Items from a dataset
Start

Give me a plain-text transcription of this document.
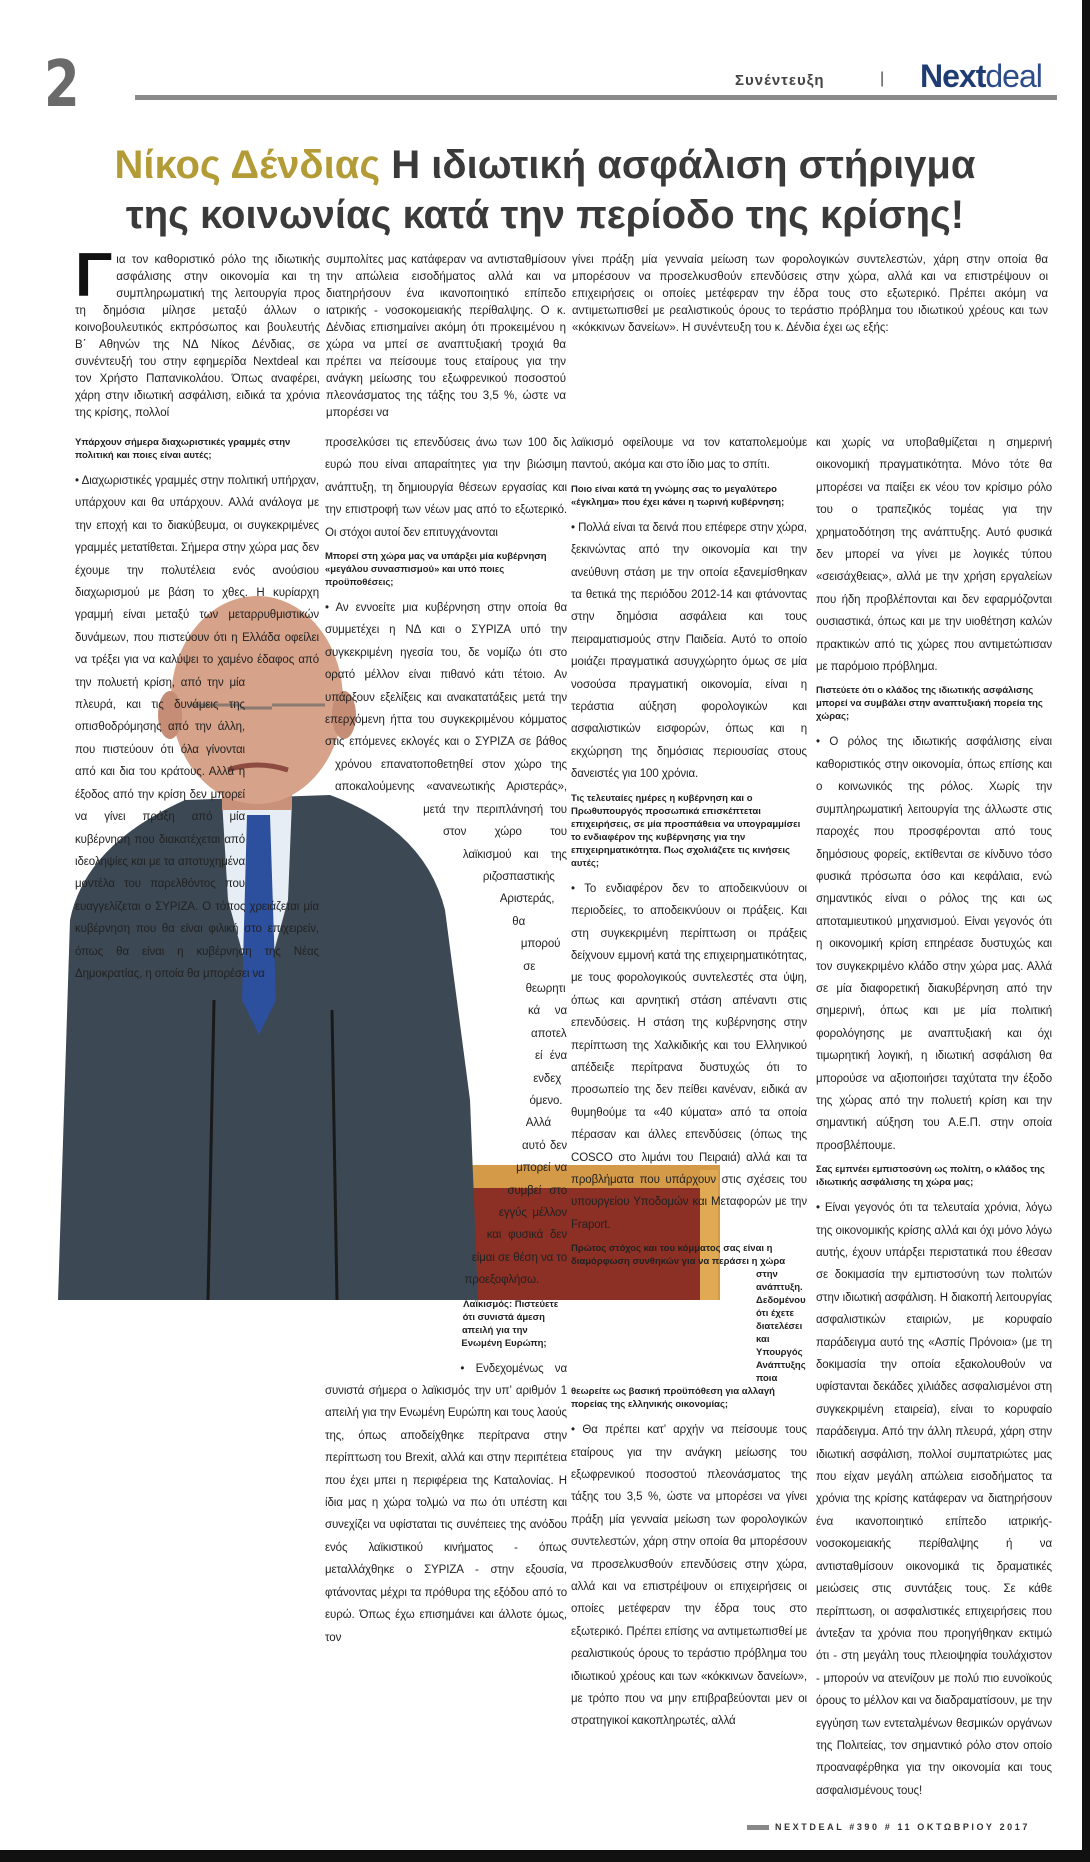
2	Συνέντευξη	| Nextdeal
Νίκος Δένδιας Η ιδιωτική ασφάλιση στήριγμα
της κοινωνίας κατά την περίοδο της κρίσης!
Για τον καθοριστικό ρόλο της ιδιωτικής ασφάλισης στην οικονομία και τη συμπληρωματική της λειτουργία προς τη δημόσια μίλησε μεταξύ άλλων ο κοινοβουλευτικός εκπρόσωπος και βουλευτής Β΄ Αθηνών της ΝΔ Νίκος Δένδιας, σε συνέντευξή του στην εφημερίδα Nextdeal και τον Χρήστο Παπανικολάου. Όπως αναφέρει, χάρη στην ιδιωτική ασφάλιση, ειδικά τα χρόνια της κρίσης, πολλοί
συμπολίτες μας κατάφεραν να αντισταθμίσουν την απώλεια εισοδήματος αλλά και να διατηρήσουν ένα ικανοποιητικό επίπεδο ιατρικής - νοσοκομειακής περίθαλψης. Ο κ. Δένδιας επισημαίνει ακόμη ότι προκειμένου η χώρα να μπεί σε αναπτυξιακή τροχιά θα πρέπει να πείσουμε τους εταίρους για την ανάγκη μείωσης του εξωφρενικού ποσοστού πλεονάσματος της τάξης του 3,5 %, ώστε να μπορέσει να
γίνει πράξη μία γενναία μείωση των φορολογικών συντελεστών, χάρη στην οποία θα μπορέσουν να προσελκυσθούν επενδύσεις στην χώρα, αλλά και να επιστρέψουν οι επιχειρήσεις οι οποίες μετέφεραν την έδρα τους στο εξωτερικό. Πρέπει ακόμη να αντιμετωπισθεί με ρεαλιστικούς όρους το τεράστιο πρόβλημα του ιδιωτικού χρέους και των «κόκκινων δανείων». Η συνέντευξη του κ. Δένδια έχει ως εξής:

Υπάρχουν σήμερα διαχωριστικές γραμμές στην πολιτική και ποιες είναι αυτές;

• Διαχωριστικές γραμμές στην πολιτική υπήρχαν, υπάρχουν και θα υπάρχουν. Αλλά ανάλογα με την εποχή και το διακύβευμα, οι συγκεκριμένες γραμμές μετατίθεται. Σήμερα στην χώρα μας δεν έχουμε την πολυτέλεια ενός ανούσιου διαχωρισμού με βάση το χθες. Η κυρίαρχη γραμμή είναι μεταξύ των μεταρρυθμιστικών δυνάμεων, που πιστεύουν ότι η Ελλάδα οφείλει να τρέξει για να καλύψει το χαμένο έδαφος από την πολυετή κρίση, από την μία πλευρά, και τις δυνάμεις της οπισθοδρόμησης από την άλλη, που πιστεύουν ότι όλα γίνονται από και δια του κράτους. Αλλά η έξοδος από την κρίση δεν μπορεί να γίνει πράξη από μία κυβέρνηση που διακατέχεται από ιδεοληψίες και με τα αποτυχημένα μοντέλα του παρελθόντος που ευαγγελίζεται ο ΣΥΡΙΖΑ. Ο τόπος χρειάζεται μία κυβέρνηση που θα είναι φιλική στο επιχειρείν, όπως θα είναι η κυβέρνηση της Νέας Δημοκρατίας, η οποία θα μπορέσει να

προσελκύσει τις επενδύσεις άνω των 100 δις ευρώ που είναι απαραίτητες για την βιώσιμη ανάπτυξη, τη δημιουργία θέσεων εργασίας και την επιστροφή των νέων μας από το εξωτερικό. Οι στόχοι αυτοί δεν επιτυγχάνονται

Μπορεί στη χώρα μας να υπάρξει μία κυβέρνηση «μεγάλου συνασπισμού» και υπό ποιες προϋποθέσεις;

• Αν εννοείτε μια κυβέρνηση στην οποία θα συμμετέχει η ΝΔ και ο ΣΥΡΙΖΑ υπό την συγκεκριμένη ηγεσία του, δε νομίζω ότι στο ορατό μέλλον είναι πιθανό κάτι τέτοιο. Αν υπάρξουν εξελίξεις και ανακατατάξεις μετά την επερχόμενη ήττα του συγκεκριμένου κόμματος στις επόμενες εκλογές και ο ΣΥΡΙΖΑ σε βάθος χρόνου επανατοποθετηθεί στον χώρο της αποκαλούμενης «ανανεωτικής Αριστεράς», μετά την περιπλάνησή του στον χώρο του λαϊκισμού και της ριζοσπαστικής Αριστεράς, θα μπορούσε θεωρητικά να αποτελεί ένα ενδεχόμενο. Αλλά αυτό δεν μπορεί να συμβεί στο εγγύς μέλλον και φυσικά δεν είμαι σε θέση να το προεξοφλήσω.

Λαϊκισμός: Πιστεύετε ότι συνιστά άμεση απειλή για την Ενωμένη Ευρώπη;

• Ενδεχομένως να συνιστά σήμερα ο λαϊκισμός την υπ’ αριθμόν 1 απειλή για την Ενωμένη Ευρώπη και τους λαούς της, όπως αποδείχθηκε περίτρανα στην περίπτωση του Brexit, αλλά και στην περιπέτεια που έχει μπει η περιφέρεια της Καταλονίας. Η ίδια μας η χώρα τολμώ να πω ότι υπέστη και συνεχίζει να υφίσταται τις συνέπειες της ανόδου ενός λαϊκιστικού κινήματος - όπως μεταλλάχθηκε ο ΣΥΡΙΖΑ - στην εξουσία, φτάνοντας μέχρι τα πρόθυρα της εξόδου από το ευρώ. Όπως έχω επισημάνει και άλλοτε όμως, τον

λαϊκισμό οφείλουμε να τον καταπολεμούμε παντού, ακόμα και στο ίδιο μας το σπίτι.

Ποιο είναι κατά τη γνώμης σας το μεγαλύτερο «έγκλημα» που έχει κάνει η τωρινή κυβέρνηση;

• Πολλά είναι τα δεινά που επέφερε στην χώρα, ξεκινώντας από την οικονομία και την ανεύθυνη στάση με την οποία εξανεμίσθηκαν τα θετικά της περιόδου 2012-14 και φτάνοντας στην δημόσια ασφάλεια και τους πειραματισμούς στην Παιδεία. Αυτό το οποίο μοιάζει πραγματικά ασυγχώρητο όμως σε μία νοσούσα πραγματική οικονομία, είναι η τεράστια αύξηση φορολογικών και ασφαλιστικών εισφορών, όπως και η εκχώρηση της δημόσιας περιουσίας στους δανειστές για 100 χρόνια.

Τις τελευταίες ημέρες η κυβέρνηση και ο Πρωθυπουργός προσωπικά επισκέπτεται επιχειρήσεις, σε μία προσπάθεια να υπογραμμίσει το ενδιαφέρον της κυβέρνησης για την επιχειρηματικότητα. Πως σχολιάζετε τις κινήσεις αυτές;

• Το ενδιαφέρον δεν το αποδεικνύουν οι περιοδείες, το αποδεικνύουν οι πράξεις. Και στη συγκεκριμένη περίπτωση οι πράξεις δείχνουν εμμονή κατά της επιχειρηματικότητας, με τους φορολογικούς συντελεστές στα ύψη, όπως και αρνητική στάση απέναντι στις επενδύσεις. Η στάση της κυβέρνησης στην περίπτωση της Χαλκιδικής και του Ελληνικού απέδειξε περίτρανα δυστυχώς ότι το προσωπείο της δεν πείθει κανέναν, ειδικά αν θυμηθούμε τα «40 κύματα» από τα οποία πέρασαν και άλλες επενδύσεις (όπως της COSCO στο λιμάνι του Πειραιά) αλλά και τα προβλήματα που υπάρχουν στις σχέσεις του υπουργείου Υποδομών και Μεταφορών με την Fraport.

Πρώτος στόχος και του κόμματος σας είναι η διαμόρφωση συνθηκών για να περάσει η χώρα στην ανάπτυξη. Δεδομένου ότι έχετε διατελέσει και Υπουργός Ανάπτυξης ποια θεωρείτε ως βασική προϋπόθεση για αλλαγή πορείας της ελληνικής οικονομίας;

• Θα πρέπει κατ’ αρχήν να πείσουμε τους εταίρους για την ανάγκη μείωσης του εξωφρενικού ποσοστού πλεονάσματος της τάξης του 3,5 %, ώστε να μπορέσει να γίνει πράξη μία γενναία μείωση των φορολογικών συντελεστών, χάρη στην οποία θα μπορέσουν να προσελκυσθούν επενδύσεις στην χώρα, αλλά και να επιστρέψουν οι επιχειρήσεις οι οποίες μετέφεραν την έδρα τους στο εξωτερικό. Πρέπει επίσης να αντιμετωπισθεί με ρεαλιστικούς όρους το τεράστιο πρόβλημα του ιδιωτικού χρέους και των «κόκκινων δανείων», με τρόπο που να μην επιβραβεύονται μεν οι στρατηγικοί κακοπληρωτές, αλλά

και χωρίς να υποβαθμίζεται η σημερινή οικονομική πραγματικότητα. Μόνο τότε θα μπορέσει να παίξει εκ νέου τον κρίσιμο ρόλο του ο τραπεζικός τομέας για την χρηματοδότηση της ανάπτυξης. Αυτό φυσικά δεν μπορεί να γίνει με λογικές τύπου «σεισάχθειας», αλλά με την χρήση εργαλείων που ήδη προβλέπονται και δεν εφαρμόζονται ουσιαστικά, όπως και με την υιοθέτηση καλών πρακτικών από τις χώρες που αντιμετώπισαν με παρόμοιο πρόβλημα.

Πιστεύετε ότι ο κλάδος της ιδιωτικής ασφάλισης μπορεί να συμβάλει στην αναπτυξιακή πορεία της χώρας;

• Ο ρόλος της ιδιωτικής ασφάλισης είναι καθοριστικός στην οικονομία, όπως επίσης και ο κοινωνικός της ρόλος. Χωρίς την συμπληρωματική λειτουργία της άλλωστε στις παροχές που προσφέρονται από τους δημόσιους φορείς, εκτίθενται σε κίνδυνο τόσο φυσικά πρόσωπα όσο και κεφάλαια, ενώ σημαντικός είναι ο ρόλος της και ως αποταμιευτικού μηχανισμού. Είναι γεγονός ότι η οικονομική κρίση επηρέασε δυστυχώς και τον συγκεκριμένο κλάδο στην χώρα μας. Αλλά σε μία διαφορετική διακυβέρνηση από την σημερινή, όπως και με μία πολιτική φορολόγησης με αναπτυξιακή και όχι τιμωρητική λογική, η ιδιωτική ασφάλιση θα μπορούσε να αξιοποιήσει ταχύτατα την έξοδο της χώρας από την πολυετή κρίση και την σημαντική αύξηση του Α.Ε.Π. στην οποία προσβλέπουμε.

Σας εμπνέει εμπιστοσύνη ως πολίτη, ο κλάδος της ιδιωτικής ασφάλισης τη χώρα μας;

• Είναι γεγονός ότι τα τελευταία χρόνια, λόγω της οικονομικής κρίσης αλλά και όχι μόνο λόγω αυτής, έχουν υπάρξει περιστατικά που έθεσαν σε δοκιμασία την εμπιστοσύνη των πολιτών στην ιδιωτική ασφάλιση. Η διακοπή λειτουργίας ασφαλιστικών εταιριών, με κορυφαίο παράδειγμα αυτό της «Ασπίς Πρόνοια» (με τη δοκιμασία την οποία εξακολουθούν να υφίστανται δεκάδες χιλιάδες ασφαλισμένοι στη συγκεκριμένη εταιρεία), είναι το κορυφαίο παράδειγμα. Από την άλλη πλευρά, χάρη στην ιδιωτική ασφάλιση, πολλοί συμπατριώτες μας που είχαν μεγάλη απώλεια εισοδήματος τα χρόνια της κρίσης κατάφεραν να διατηρήσουν ένα ικανοποιητικό επίπεδο ιατρικής-νοσοκομειακής περίθαλψης ή να αντισταθμίσουν οικονομικά τις δραματικές μειώσεις στις συντάξεις τους. Σε κάθε περίπτωση, οι ασφαλιστικές επιχειρήσεις που άντεξαν τα χρόνια που προηγήθηκαν εκτιμώ ότι - στη μεγάλη τους πλειοψηφία τουλάχιστον - μπορούν να ατενίζουν με πολύ πιο ευνοϊκούς όρους το μέλλον και να διαδραματίσουν, με την εγγύηση των εντεταλμένων θεσμικών οργάνων της Πολιτείας, τον σημαντικό ρόλο στον οποίο προαναφέρθηκα για την οικονομία και τους ασφαλισμένους τους!

NEXTDEAL #390 # 11 ΟΚΤΩΒΡΙΟΥ 2017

End

Brief
Pull out each line of the records holding the string "πρόβλημα".

Full answer
γίνει πράξη μία γενναία μείωση των φορολογικών συντελεστών, χάρη στην οποία θα μπορέσουν να προσελκυσθούν επενδύσεις στην χώρα, αλλά και να επιστρέψουν οι επιχειρήσεις οι οποίες μετέφεραν την έδρα τους στο εξωτερικό. Πρέπει ακόμη να αντιμετωπισθεί με ρεαλιστικούς όρους το τεράστιο πρόβλημα του ιδιωτικού χρέους και των «κόκκινων δανείων». Η συνέντευξη του κ. Δένδια έχει ως εξής:
• Θα πρέπει κατ’ αρχήν να πείσουμε τους εταίρους για την ανάγκη μείωσης του εξωφρενικού ποσοστού πλεονάσματος της τάξης του 3,5 %, ώστε να μπορέσει να γίνει πράξη μία γενναία μείωση των φορολογικών συντελεστών, χάρη στην οποία θα μπορέσουν να προσελκυσθούν επενδύσεις στην χώρα, αλλά και να επιστρέψουν οι επιχειρήσεις οι οποίες μετέφεραν την έδρα τους στο εξωτερικό. Πρέπει επίσης να αντιμετωπισθεί με ρεαλιστικούς όρους το τεράστιο πρόβλημα του ιδιωτικού χρέους και των «κόκκινων δανείων», με τρόπο που να μην επιβραβεύονται μεν οι στρατηγικοί κακοπληρωτές, αλλά
και χωρίς να υποβαθμίζεται η σημερινή οικονομική πραγματικότητα. Μόνο τότε θα μπορέσει να παίξει εκ νέου τον κρίσιμο ρόλο του ο τραπεζικός τομέας για την χρηματοδότηση της ανάπτυξης. Αυτό φυσικά δεν μπορεί να γίνει με λογικές τύπου «σεισάχθειας», αλλά με την χρήση εργαλείων που ήδη προβλέπονται και δεν εφαρμόζονται ουσιαστικά, όπως και με την υιοθέτηση καλών πρακτικών από τις χώρες που αντιμετώπισαν με παρόμοιο πρόβλημα.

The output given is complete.